**DIRECTIVE:**
Each entry must be reproduced precisely as it stands.

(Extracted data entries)
**********
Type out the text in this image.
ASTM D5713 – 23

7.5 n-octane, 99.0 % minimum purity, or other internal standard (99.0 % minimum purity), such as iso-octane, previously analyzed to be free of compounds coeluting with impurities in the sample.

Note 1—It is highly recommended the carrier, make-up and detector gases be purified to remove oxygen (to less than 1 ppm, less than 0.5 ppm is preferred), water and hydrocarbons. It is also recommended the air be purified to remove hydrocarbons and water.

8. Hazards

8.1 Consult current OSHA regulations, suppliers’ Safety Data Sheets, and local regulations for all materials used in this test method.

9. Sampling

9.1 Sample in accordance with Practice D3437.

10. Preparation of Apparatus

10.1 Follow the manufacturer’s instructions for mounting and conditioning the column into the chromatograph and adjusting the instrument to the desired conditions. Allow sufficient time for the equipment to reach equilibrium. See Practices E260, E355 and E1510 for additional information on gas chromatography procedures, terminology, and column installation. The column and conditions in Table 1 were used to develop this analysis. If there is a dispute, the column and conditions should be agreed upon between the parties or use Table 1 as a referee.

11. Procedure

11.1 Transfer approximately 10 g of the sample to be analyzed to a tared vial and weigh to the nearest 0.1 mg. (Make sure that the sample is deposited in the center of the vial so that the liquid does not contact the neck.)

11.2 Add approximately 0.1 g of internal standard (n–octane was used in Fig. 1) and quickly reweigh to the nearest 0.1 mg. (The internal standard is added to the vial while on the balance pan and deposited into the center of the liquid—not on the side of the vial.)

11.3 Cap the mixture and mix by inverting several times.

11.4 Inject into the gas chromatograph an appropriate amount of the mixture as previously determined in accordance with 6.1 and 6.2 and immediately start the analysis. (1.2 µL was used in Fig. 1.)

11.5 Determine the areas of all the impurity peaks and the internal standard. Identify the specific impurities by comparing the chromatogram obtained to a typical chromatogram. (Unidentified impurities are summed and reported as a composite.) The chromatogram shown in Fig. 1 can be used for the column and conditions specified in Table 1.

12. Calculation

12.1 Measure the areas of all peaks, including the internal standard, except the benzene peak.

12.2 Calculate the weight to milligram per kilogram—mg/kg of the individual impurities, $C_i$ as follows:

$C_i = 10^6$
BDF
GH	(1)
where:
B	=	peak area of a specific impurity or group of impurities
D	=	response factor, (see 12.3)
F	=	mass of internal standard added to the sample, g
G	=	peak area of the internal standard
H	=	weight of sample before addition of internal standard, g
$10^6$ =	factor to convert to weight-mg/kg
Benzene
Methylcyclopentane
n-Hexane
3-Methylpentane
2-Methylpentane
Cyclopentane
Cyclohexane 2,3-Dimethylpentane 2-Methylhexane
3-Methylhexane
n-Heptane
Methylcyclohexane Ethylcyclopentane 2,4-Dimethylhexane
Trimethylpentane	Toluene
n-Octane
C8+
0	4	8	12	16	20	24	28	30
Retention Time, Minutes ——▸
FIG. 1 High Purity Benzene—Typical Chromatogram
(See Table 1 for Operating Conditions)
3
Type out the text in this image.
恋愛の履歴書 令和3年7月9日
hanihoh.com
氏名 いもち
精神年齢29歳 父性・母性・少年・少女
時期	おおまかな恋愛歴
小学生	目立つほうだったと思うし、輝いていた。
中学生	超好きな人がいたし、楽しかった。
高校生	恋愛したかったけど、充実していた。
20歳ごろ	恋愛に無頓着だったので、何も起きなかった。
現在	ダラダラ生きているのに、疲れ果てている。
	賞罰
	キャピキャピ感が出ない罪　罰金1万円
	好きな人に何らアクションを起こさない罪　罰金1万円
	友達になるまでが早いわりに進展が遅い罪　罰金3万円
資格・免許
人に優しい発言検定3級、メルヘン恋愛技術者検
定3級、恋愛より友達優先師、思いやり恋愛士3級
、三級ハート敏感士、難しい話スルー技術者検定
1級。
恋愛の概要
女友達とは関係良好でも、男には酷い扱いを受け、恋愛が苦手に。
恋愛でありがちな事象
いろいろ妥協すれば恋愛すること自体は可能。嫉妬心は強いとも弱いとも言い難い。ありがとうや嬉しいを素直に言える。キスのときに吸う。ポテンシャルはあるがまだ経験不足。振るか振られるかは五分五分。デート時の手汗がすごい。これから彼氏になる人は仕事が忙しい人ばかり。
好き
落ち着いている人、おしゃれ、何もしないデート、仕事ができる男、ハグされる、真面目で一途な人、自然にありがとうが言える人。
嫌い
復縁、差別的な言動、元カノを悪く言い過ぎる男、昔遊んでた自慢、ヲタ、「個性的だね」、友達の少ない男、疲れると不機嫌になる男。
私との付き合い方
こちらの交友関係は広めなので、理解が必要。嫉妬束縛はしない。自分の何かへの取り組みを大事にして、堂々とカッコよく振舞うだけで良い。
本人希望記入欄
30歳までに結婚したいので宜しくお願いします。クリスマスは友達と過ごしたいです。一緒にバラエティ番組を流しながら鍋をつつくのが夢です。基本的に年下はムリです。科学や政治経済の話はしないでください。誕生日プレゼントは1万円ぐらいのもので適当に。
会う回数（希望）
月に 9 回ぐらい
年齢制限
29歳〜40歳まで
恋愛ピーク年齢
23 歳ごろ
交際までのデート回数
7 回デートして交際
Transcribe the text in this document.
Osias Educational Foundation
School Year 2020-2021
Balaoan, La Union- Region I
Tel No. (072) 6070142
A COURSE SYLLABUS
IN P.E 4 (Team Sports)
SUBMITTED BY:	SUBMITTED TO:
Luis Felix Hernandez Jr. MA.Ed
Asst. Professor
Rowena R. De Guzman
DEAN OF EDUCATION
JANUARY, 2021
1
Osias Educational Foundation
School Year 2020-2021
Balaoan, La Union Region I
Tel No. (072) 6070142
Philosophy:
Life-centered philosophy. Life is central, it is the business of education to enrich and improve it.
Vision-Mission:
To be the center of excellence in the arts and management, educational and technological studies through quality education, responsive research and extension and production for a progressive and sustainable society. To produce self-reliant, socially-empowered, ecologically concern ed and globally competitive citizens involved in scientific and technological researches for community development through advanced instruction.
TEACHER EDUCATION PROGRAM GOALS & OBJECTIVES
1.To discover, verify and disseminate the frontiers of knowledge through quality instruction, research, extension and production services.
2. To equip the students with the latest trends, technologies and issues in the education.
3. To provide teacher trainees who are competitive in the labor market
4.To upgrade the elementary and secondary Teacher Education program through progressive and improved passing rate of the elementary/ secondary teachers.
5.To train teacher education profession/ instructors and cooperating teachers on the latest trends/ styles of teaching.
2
**********
**SOLUTION FOR THIS EXERCISE:**
Type out the text in this image.
ASTM D5713 – 23

7.5 n-octane, 99.0 % minimum purity, or other internal standard (99.0 % minimum purity), such as iso-octane, previously analyzed to be free of compounds coeluting with impurities in the sample.

Note 1—It is highly recommended the carrier, make-up and detector gases be purified to remove oxygen (to less than 1 ppm, less than 0.5 ppm is preferred), water and hydrocarbons. It is also recommended the air be purified to remove hydrocarbons and water.

8. Hazards

8.1 Consult current OSHA regulations, suppliers’ Safety Data Sheets, and local regulations for all materials used in this test method.

9. Sampling

9.1 Sample in accordance with Practice D3437.

10. Preparation of Apparatus

10.1 Follow the manufacturer’s instructions for mounting and conditioning the column into the chromatograph and adjusting the instrument to the desired conditions. Allow sufficient time for the equipment to reach equilibrium. See Practices E260, E355 and E1510 for additional information on gas chromatography procedures, terminology, and column installation. The column and conditions in Table 1 were used to develop this analysis. If there is a dispute, the column and conditions should be agreed upon between the parties or use Table 1 as a referee.

11. Procedure

11.1 Transfer approximately 10 g of the sample to be analyzed to a tared vial and weigh to the nearest 0.1 mg. (Make sure that the sample is deposited in the center of the vial so that the liquid does not contact the neck.)

11.2 Add approximately 0.1 g of internal standard (n–octane was used in Fig. 1) and quickly reweigh to the nearest 0.1 mg. (The internal standard is added to the vial while on the balance pan and deposited into the center of the liquid—not on the side of the vial.)

11.3 Cap the mixture and mix by inverting several times.

11.4 Inject into the gas chromatograph an appropriate amount of the mixture as previously determined in accordance with 6.1 and 6.2 and immediately start the analysis. (1.2 µL was used in Fig. 1.)

11.5 Determine the areas of all the impurity peaks and the internal standard. Identify the specific impurities by comparing the chromatogram obtained to a typical chromatogram. (Unidentified impurities are summed and reported as a composite.) The chromatogram shown in Fig. 1 can be used for the column and conditions specified in Table 1.

12. Calculation

12.1 Measure the areas of all peaks, including the internal standard, except the benzene peak.

12.2 Calculate the weight to milligram per kilogram—mg/kg of the individual impurities, $C_i$ as follows:

$C_i = 10^6$
BDF
GH	(1)
where:
B	=	peak area of a specific impurity or group of impurities
D	=	response factor, (see 12.3)
F	=	mass of internal standard added to the sample, g
G	=	peak area of the internal standard
H	=	weight of sample before addition of internal standard, g
$10^6$ =	factor to convert to weight-mg/kg
Benzene
Methylcyclopentane
n-Hexane
3-Methylpentane
2-Methylpentane
Cyclopentane
Cyclohexane 2,3-Dimethylpentane 2-Methylhexane
3-Methylhexane
n-Heptane
Methylcyclohexane Ethylcyclopentane 2,4-Dimethylhexane
Trimethylpentane	Toluene
n-Octane
C8+
0	4	8	12	16	20	24	28	30
Retention Time, Minutes ——▸
FIG. 1 High Purity Benzene—Typical Chromatogram
(See Table 1 for Operating Conditions)
3
Type out the text in this image.
恋愛の履歴書 令和3年7月9日
hanihoh.com
氏名 いもち
精神年齢29歳 父性・母性・少年・少女
時期	おおまかな恋愛歴
小学生	目立つほうだったと思うし、輝いていた。
中学生	超好きな人がいたし、楽しかった。
高校生	恋愛したかったけど、充実していた。
20歳ごろ	恋愛に無頓着だったので、何も起きなかった。
現在	ダラダラ生きているのに、疲れ果てている。
	賞罰
	キャピキャピ感が出ない罪　罰金1万円
	好きな人に何らアクションを起こさない罪　罰金1万円
	友達になるまでが早いわりに進展が遅い罪　罰金3万円
資格・免許
人に優しい発言検定3級、メルヘン恋愛技術者検
定3級、恋愛より友達優先師、思いやり恋愛士3級
、三級ハート敏感士、難しい話スルー技術者検定
1級。
恋愛の概要
女友達とは関係良好でも、男には酷い扱いを受け、恋愛が苦手に。
恋愛でありがちな事象
いろいろ妥協すれば恋愛すること自体は可能。嫉妬心は強いとも弱いとも言い難い。ありがとうや嬉しいを素直に言える。キスのときに吸う。ポテンシャルはあるがまだ経験不足。振るか振られるかは五分五分。デート時の手汗がすごい。これから彼氏になる人は仕事が忙しい人ばかり。
好き
落ち着いている人、おしゃれ、何もしないデート、仕事ができる男、ハグされる、真面目で一途な人、自然にありがとうが言える人。
嫌い
復縁、差別的な言動、元カノを悪く言い過ぎる男、昔遊んでた自慢、ヲタ、「個性的だね」、友達の少ない男、疲れると不機嫌になる男。
私との付き合い方
こちらの交友関係は広めなので、理解が必要。嫉妬束縛はしない。自分の何かへの取り組みを大事にして、堂々とカッコよく振舞うだけで良い。
本人希望記入欄
30歳までに結婚したいので宜しくお願いします。クリスマスは友達と過ごしたいです。一緒にバラエティ番組を流しながら鍋をつつくのが夢です。基本的に年下はムリです。科学や政治経済の話はしないでください。誕生日プレゼントは1万円ぐらいのもので適当に。
会う回数（希望）
月に 9 回ぐらい
年齢制限
29歳〜40歳まで
恋愛ピーク年齢
23 歳ごろ
交際までのデート回数
7 回デートして交際
Transcribe the text in this document.
Osias Educational Foundation
School Year 2020-2021
Balaoan, La Union- Region I
Tel No. (072) 6070142
A COURSE SYLLABUS
IN P.E 4 (Team Sports)
SUBMITTED BY:	SUBMITTED TO:
Luis Felix Hernandez Jr. MA.Ed
Asst. Professor
Rowena R. De Guzman
DEAN OF EDUCATION
JANUARY, 2021
1
Osias Educational Foundation
School Year 2020-2021
Balaoan, La Union Region I
Tel No. (072) 6070142
Philosophy:
Life-centered philosophy. Life is central, it is the business of education to enrich and improve it.
Vision-Mission:
To be the center of excellence in the arts and management, educational and technological studies through quality education, responsive research and extension and production for a progressive and sustainable society. To produce self-reliant, socially-empowered, ecologically concern ed and globally competitive citizens involved in scientific and technological researches for community development through advanced instruction.
TEACHER EDUCATION PROGRAM GOALS & OBJECTIVES
1.To discover, verify and disseminate the frontiers of knowledge through quality instruction, research, extension and production services.
2. To equip the students with the latest trends, technologies and issues in the education.
3. To provide teacher trainees who are competitive in the labor market
4.To upgrade the elementary and secondary Teacher Education program through progressive and improved passing rate of the elementary/ secondary teachers.
5.To train teacher education profession/ instructors and cooperating teachers on the latest trends/ styles of teaching.
2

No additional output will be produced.